§ TASK BRIEF: Write out every single entry exactly.

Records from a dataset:

'''

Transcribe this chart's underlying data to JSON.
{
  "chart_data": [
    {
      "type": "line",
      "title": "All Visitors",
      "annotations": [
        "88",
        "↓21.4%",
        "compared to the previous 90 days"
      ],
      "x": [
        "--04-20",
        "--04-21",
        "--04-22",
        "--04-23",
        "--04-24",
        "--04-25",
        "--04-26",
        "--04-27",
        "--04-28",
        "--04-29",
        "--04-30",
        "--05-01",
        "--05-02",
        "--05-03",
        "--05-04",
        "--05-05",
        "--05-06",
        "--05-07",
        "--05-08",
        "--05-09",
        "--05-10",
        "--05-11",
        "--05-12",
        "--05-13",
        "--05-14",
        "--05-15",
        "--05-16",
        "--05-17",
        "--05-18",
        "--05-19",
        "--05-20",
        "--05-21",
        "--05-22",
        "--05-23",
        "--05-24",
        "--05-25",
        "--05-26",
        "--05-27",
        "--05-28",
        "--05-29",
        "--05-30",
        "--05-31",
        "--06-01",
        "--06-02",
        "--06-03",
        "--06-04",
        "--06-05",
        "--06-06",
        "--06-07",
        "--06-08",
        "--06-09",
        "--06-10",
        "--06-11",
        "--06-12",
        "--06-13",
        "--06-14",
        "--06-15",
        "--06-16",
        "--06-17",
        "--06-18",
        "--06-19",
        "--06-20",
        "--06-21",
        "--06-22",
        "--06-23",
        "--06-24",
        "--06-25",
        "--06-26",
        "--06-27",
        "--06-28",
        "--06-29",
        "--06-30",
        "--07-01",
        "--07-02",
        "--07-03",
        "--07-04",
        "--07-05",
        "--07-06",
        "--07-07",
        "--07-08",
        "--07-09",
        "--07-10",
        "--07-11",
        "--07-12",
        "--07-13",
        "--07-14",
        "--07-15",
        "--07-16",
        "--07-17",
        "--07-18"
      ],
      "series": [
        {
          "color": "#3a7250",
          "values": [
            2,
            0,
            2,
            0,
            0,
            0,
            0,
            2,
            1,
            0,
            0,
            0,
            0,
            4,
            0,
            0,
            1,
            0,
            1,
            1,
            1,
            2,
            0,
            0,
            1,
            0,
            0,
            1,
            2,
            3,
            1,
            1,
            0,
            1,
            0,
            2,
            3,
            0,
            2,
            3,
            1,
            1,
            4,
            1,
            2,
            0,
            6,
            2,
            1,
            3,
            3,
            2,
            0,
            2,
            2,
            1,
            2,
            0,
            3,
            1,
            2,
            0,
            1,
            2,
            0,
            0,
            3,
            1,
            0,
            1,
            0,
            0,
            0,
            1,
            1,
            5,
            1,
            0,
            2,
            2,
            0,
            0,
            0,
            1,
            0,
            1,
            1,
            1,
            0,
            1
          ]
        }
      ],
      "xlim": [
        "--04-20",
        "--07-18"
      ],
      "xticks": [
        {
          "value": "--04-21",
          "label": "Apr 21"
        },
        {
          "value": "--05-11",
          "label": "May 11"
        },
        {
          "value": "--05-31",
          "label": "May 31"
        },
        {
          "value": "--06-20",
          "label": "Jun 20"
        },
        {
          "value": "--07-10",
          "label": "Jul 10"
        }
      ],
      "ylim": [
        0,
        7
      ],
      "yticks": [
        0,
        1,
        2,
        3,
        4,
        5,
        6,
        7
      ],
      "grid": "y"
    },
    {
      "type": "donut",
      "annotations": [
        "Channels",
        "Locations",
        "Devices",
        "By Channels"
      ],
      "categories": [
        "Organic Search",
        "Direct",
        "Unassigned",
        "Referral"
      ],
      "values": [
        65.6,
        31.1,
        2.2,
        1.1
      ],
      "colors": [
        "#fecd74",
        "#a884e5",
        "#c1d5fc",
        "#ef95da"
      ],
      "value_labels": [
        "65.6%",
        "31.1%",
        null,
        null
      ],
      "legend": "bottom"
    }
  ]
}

'''

§ SOLUTION TO THIS EXERCISE:
Transcribe this chart's underlying data to JSON.
{
  "chart_data": [
    {
      "type": "line",
      "title": "All Visitors",
      "annotations": [
        "88",
        "↓21.4%",
        "compared to the previous 90 days"
      ],
      "x": [
        "--04-20",
        "--04-21",
        "--04-22",
        "--04-23",
        "--04-24",
        "--04-25",
        "--04-26",
        "--04-27",
        "--04-28",
        "--04-29",
        "--04-30",
        "--05-01",
        "--05-02",
        "--05-03",
        "--05-04",
        "--05-05",
        "--05-06",
        "--05-07",
        "--05-08",
        "--05-09",
        "--05-10",
        "--05-11",
        "--05-12",
        "--05-13",
        "--05-14",
        "--05-15",
        "--05-16",
        "--05-17",
        "--05-18",
        "--05-19",
        "--05-20",
        "--05-21",
        "--05-22",
        "--05-23",
        "--05-24",
        "--05-25",
        "--05-26",
        "--05-27",
        "--05-28",
        "--05-29",
        "--05-30",
        "--05-31",
        "--06-01",
        "--06-02",
        "--06-03",
        "--06-04",
        "--06-05",
        "--06-06",
        "--06-07",
        "--06-08",
        "--06-09",
        "--06-10",
        "--06-11",
        "--06-12",
        "--06-13",
        "--06-14",
        "--06-15",
        "--06-16",
        "--06-17",
        "--06-18",
        "--06-19",
        "--06-20",
        "--06-21",
        "--06-22",
        "--06-23",
        "--06-24",
        "--06-25",
        "--06-26",
        "--06-27",
        "--06-28",
        "--06-29",
        "--06-30",
        "--07-01",
        "--07-02",
        "--07-03",
        "--07-04",
        "--07-05",
        "--07-06",
        "--07-07",
        "--07-08",
        "--07-09",
        "--07-10",
        "--07-11",
        "--07-12",
        "--07-13",
        "--07-14",
        "--07-15",
        "--07-16",
        "--07-17",
        "--07-18"
      ],
      "series": [
        {
          "color": "#3a7250",
          "values": [
            2,
            0,
            2,
            0,
            0,
            0,
            0,
            2,
            1,
            0,
            0,
            0,
            0,
            4,
            0,
            0,
            1,
            0,
            1,
            1,
            1,
            2,
            0,
            0,
            1,
            0,
            0,
            1,
            2,
            3,
            1,
            1,
            0,
            1,
            0,
            2,
            3,
            0,
            2,
            3,
            1,
            1,
            4,
            1,
            2,
            0,
            6,
            2,
            1,
            3,
            3,
            2,
            0,
            2,
            2,
            1,
            2,
            0,
            3,
            1,
            2,
            0,
            1,
            2,
            0,
            0,
            3,
            1,
            0,
            1,
            0,
            0,
            0,
            1,
            1,
            5,
            1,
            0,
            2,
            2,
            0,
            0,
            0,
            1,
            0,
            1,
            1,
            1,
            0,
            1
          ]
        }
      ],
      "xlim": [
        "--04-20",
        "--07-18"
      ],
      "xticks": [
        {
          "value": "--04-21",
          "label": "Apr 21"
        },
        {
          "value": "--05-11",
          "label": "May 11"
        },
        {
          "value": "--05-31",
          "label": "May 31"
        },
        {
          "value": "--06-20",
          "label": "Jun 20"
        },
        {
          "value": "--07-10",
          "label": "Jul 10"
        }
      ],
      "ylim": [
        0,
        7
      ],
      "yticks": [
        0,
        1,
        2,
        3,
        4,
        5,
        6,
        7
      ],
      "grid": "y"
    },
    {
      "type": "donut",
      "annotations": [
        "Channels",
        "Locations",
        "Devices",
        "By Channels"
      ],
      "categories": [
        "Organic Search",
        "Direct",
        "Unassigned",
        "Referral"
      ],
      "values": [
        65.6,
        31.1,
        2.2,
        1.1
      ],
      "colors": [
        "#fecd74",
        "#a884e5",
        "#c1d5fc",
        "#ef95da"
      ],
      "value_labels": [
        "65.6%",
        "31.1%",
        null,
        null
      ],
      "legend": "bottom"
    }
  ]
}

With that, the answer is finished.